Work through the data below line by line and say how many lines hold "ligula"; give only the number.
Input material start
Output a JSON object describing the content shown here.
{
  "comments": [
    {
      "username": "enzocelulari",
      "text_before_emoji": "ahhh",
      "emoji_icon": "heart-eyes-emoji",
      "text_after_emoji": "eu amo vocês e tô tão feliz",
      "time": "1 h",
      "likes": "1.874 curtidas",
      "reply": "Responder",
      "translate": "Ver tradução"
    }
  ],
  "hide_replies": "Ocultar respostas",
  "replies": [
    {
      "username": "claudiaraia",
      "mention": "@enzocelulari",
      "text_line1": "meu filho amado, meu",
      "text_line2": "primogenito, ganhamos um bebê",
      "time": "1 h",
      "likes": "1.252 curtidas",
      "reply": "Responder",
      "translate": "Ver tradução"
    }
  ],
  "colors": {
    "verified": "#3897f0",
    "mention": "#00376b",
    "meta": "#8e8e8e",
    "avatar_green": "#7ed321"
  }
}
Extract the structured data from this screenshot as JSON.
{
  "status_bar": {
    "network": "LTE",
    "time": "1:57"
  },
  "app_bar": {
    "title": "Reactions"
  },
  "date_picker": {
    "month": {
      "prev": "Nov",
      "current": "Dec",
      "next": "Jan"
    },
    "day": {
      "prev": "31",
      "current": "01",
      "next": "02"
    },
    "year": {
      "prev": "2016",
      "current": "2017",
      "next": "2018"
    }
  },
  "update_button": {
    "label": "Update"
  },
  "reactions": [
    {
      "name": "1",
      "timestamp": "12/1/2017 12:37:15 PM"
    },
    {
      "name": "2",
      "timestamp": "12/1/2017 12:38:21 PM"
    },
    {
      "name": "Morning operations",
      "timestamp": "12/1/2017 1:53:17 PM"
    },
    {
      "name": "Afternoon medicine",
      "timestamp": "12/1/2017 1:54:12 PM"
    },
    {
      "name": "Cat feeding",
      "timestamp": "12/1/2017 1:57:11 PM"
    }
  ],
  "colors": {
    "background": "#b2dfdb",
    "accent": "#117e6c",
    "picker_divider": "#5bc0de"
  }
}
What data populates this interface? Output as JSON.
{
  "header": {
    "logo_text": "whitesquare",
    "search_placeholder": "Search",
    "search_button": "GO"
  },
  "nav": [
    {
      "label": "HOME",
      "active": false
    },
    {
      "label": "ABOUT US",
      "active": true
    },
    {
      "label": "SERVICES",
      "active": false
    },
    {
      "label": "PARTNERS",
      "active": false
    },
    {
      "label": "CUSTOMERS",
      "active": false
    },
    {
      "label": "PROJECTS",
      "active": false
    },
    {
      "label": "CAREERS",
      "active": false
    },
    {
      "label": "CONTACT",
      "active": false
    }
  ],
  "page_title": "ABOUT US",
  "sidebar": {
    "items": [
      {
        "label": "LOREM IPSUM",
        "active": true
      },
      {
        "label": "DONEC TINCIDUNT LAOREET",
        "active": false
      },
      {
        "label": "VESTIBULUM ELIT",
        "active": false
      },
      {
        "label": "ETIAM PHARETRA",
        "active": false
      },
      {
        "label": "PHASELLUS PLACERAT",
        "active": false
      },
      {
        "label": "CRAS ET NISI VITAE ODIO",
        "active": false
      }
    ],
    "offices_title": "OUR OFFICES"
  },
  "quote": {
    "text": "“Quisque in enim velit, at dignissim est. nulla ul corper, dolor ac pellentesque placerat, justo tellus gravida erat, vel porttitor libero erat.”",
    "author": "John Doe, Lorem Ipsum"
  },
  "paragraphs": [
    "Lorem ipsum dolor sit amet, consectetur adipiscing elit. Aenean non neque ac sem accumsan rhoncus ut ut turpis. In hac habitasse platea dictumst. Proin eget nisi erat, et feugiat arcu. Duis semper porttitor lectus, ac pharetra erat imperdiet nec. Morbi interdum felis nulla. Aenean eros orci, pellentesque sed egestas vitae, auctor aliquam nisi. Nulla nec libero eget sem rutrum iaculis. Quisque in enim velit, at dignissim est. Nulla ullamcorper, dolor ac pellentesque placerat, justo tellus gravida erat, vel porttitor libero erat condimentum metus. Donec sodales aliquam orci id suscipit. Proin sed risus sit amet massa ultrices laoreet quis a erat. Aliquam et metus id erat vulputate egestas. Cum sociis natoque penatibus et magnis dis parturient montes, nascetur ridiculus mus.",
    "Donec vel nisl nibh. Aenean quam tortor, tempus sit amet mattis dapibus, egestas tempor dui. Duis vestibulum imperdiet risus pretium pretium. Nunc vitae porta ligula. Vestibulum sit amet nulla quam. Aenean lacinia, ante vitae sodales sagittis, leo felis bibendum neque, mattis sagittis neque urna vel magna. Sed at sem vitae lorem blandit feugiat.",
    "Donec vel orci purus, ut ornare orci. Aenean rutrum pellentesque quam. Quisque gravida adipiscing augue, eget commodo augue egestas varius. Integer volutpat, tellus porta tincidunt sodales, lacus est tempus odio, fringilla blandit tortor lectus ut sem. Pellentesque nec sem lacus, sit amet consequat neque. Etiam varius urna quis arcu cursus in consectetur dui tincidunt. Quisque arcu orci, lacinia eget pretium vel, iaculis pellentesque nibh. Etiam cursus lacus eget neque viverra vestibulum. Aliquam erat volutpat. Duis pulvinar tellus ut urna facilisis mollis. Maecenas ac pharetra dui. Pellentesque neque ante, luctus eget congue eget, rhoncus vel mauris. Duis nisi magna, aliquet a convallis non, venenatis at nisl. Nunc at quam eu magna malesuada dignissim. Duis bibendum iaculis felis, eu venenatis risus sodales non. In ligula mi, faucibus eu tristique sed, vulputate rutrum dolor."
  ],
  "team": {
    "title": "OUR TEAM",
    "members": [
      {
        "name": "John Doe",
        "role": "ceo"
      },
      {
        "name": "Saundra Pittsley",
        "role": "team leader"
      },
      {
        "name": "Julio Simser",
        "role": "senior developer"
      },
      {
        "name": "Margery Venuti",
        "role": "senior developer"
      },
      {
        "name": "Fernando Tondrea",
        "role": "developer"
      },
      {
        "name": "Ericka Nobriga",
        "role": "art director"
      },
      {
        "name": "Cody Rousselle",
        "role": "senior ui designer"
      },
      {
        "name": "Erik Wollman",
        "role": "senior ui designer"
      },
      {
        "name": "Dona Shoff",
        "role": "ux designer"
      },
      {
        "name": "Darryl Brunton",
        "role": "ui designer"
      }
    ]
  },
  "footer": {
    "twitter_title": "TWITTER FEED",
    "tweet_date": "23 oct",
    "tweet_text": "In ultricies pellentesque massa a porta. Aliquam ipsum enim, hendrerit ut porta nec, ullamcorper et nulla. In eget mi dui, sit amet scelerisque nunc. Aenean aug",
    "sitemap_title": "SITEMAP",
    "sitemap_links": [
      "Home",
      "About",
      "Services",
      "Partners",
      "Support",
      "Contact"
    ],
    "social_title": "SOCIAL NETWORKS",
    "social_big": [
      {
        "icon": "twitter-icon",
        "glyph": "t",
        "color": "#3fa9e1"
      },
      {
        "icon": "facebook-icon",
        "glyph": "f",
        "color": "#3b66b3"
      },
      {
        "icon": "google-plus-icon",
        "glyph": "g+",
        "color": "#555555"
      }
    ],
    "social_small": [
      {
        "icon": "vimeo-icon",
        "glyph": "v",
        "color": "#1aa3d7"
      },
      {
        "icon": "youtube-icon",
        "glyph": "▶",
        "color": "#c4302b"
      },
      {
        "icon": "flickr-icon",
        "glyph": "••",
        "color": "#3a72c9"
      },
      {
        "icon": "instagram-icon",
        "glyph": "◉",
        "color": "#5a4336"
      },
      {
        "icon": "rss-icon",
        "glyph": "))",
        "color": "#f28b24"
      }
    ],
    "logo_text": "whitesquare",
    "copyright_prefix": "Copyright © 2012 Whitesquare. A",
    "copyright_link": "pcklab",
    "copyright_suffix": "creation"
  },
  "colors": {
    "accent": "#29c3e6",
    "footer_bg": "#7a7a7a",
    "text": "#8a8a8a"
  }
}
Input material end
-- Task answer --
2